:: What you have to do ::
Extract all lines in the data that contain the word "필요하다고".

:: Data supplied ::
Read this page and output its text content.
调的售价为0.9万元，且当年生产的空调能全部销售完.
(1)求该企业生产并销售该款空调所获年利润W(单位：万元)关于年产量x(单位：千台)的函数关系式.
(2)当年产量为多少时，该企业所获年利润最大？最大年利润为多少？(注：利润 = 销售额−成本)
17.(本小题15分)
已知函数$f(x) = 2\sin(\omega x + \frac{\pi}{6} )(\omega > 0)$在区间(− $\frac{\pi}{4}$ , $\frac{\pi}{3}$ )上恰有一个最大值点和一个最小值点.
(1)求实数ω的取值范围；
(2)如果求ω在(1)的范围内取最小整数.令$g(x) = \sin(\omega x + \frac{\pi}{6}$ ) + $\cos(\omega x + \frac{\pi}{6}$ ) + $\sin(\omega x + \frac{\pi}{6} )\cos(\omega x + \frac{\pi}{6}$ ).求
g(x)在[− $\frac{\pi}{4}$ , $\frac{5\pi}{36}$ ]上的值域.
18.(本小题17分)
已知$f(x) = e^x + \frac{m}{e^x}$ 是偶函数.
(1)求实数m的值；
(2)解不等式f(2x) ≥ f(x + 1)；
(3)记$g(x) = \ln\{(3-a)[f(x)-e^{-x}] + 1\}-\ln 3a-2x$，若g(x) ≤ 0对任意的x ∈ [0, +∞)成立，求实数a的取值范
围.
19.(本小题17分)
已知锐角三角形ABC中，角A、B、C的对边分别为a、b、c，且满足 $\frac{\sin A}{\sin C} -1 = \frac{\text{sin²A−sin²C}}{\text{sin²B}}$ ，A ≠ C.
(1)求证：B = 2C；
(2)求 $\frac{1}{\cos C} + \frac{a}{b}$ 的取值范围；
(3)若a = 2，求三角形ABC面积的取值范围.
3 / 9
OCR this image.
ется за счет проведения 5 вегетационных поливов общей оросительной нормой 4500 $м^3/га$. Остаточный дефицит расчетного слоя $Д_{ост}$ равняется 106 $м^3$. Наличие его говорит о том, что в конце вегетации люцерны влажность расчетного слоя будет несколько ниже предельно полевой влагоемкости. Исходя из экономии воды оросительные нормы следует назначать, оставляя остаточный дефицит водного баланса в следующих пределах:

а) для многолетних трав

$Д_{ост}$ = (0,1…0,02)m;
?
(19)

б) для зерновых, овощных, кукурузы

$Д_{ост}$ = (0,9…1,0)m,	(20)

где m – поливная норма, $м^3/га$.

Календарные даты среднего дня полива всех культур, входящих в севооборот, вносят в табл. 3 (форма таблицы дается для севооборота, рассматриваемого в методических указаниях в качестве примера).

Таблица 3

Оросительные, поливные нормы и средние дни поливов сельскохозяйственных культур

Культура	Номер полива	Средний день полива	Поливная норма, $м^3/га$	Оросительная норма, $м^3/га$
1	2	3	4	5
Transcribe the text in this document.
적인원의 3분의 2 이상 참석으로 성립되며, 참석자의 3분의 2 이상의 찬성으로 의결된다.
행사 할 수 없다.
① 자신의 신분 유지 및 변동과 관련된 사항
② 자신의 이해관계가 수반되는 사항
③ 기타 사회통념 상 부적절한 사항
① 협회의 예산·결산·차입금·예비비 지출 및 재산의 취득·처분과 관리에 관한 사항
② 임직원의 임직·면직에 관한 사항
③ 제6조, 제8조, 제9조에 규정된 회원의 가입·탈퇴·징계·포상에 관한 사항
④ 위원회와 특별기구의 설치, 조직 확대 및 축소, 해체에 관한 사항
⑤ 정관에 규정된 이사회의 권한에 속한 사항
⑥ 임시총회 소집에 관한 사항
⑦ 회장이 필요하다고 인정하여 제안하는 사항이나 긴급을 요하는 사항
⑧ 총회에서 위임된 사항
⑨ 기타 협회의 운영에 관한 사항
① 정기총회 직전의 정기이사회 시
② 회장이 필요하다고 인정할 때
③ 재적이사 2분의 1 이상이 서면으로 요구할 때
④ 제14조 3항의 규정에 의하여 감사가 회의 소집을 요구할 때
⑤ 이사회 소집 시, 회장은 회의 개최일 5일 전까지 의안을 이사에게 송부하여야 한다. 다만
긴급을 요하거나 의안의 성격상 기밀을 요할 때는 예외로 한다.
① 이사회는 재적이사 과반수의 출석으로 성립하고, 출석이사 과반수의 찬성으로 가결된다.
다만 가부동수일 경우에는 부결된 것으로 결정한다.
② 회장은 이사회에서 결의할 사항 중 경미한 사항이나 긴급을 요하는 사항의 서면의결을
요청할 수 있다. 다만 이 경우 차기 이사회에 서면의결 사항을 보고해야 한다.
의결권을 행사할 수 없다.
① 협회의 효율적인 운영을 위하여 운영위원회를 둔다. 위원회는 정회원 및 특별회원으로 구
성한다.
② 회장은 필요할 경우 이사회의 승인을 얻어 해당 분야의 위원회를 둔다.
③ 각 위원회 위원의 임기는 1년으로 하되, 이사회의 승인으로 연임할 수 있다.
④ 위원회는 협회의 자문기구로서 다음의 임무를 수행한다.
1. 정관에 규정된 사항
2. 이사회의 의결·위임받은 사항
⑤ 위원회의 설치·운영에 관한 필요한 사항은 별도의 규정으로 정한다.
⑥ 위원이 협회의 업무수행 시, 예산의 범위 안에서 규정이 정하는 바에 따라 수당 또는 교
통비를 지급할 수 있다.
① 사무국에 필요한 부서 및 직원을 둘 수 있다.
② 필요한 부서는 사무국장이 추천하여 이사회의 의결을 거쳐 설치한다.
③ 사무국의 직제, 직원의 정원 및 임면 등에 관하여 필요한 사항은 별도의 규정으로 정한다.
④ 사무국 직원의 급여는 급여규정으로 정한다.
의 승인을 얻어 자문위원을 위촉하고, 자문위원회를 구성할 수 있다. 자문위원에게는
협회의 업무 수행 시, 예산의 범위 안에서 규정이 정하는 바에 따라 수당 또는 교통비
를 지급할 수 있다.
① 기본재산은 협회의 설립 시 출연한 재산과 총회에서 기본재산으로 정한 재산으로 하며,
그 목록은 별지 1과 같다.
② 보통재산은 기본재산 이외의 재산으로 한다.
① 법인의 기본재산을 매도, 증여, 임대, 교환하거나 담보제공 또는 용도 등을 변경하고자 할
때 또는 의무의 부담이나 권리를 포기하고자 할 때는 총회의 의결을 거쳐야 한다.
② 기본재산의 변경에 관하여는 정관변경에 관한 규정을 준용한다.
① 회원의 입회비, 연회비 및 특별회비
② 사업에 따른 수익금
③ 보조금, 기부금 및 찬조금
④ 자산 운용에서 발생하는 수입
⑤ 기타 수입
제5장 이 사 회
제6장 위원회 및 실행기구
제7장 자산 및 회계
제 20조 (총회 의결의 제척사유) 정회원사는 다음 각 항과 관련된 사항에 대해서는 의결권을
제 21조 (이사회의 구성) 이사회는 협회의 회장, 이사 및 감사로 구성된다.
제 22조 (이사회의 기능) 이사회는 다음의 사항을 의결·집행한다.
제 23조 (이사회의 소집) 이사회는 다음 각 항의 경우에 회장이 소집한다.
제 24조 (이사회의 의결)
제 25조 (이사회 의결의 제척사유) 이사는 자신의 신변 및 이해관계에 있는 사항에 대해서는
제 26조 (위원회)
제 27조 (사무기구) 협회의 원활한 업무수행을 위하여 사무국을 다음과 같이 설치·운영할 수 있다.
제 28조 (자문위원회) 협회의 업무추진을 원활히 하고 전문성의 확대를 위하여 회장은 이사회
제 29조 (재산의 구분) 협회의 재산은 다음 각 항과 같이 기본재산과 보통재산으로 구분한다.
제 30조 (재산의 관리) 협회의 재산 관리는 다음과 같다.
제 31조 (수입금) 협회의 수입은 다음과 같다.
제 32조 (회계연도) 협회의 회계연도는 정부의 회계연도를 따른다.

:: Exercise result ::
⑦ 회장이 필요하다고 인정하여 제안하는 사항이나 긴급을 요하는 사항
② 회장이 필요하다고 인정할 때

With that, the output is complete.